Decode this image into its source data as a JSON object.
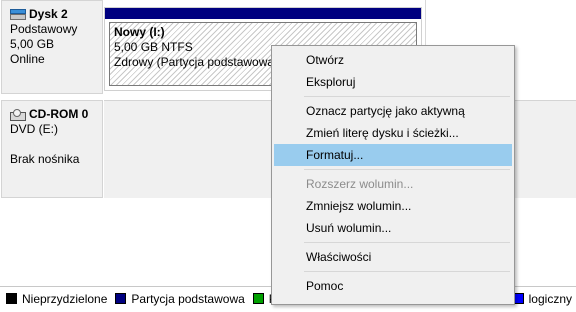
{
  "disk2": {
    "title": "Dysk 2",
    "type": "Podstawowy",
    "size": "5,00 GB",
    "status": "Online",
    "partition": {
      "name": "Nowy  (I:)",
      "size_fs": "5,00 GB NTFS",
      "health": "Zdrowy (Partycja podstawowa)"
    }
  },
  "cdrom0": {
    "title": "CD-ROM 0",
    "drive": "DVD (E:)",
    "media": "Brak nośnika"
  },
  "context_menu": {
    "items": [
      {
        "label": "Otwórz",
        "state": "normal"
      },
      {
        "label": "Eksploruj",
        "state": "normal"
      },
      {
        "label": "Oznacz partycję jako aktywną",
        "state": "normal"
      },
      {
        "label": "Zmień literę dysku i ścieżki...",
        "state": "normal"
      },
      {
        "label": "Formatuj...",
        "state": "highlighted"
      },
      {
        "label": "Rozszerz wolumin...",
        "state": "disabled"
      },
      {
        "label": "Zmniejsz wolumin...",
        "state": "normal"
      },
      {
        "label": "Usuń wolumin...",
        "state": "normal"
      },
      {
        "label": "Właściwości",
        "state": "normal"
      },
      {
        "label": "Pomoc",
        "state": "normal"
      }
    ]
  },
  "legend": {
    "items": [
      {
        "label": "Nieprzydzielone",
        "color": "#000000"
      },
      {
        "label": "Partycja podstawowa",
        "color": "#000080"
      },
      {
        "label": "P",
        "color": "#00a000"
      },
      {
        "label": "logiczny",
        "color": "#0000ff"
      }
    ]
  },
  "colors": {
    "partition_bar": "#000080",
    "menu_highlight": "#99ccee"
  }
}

------------------------------------------------------------------------

SHORT TASK. Pull out the lines above in which the word "wolumin" appears.

COMPLETE ANSWER.
        "label": "Rozszerz wolumin...",
        "label": "Zmniejsz wolumin...",
        "label": "Usuń wolumin...",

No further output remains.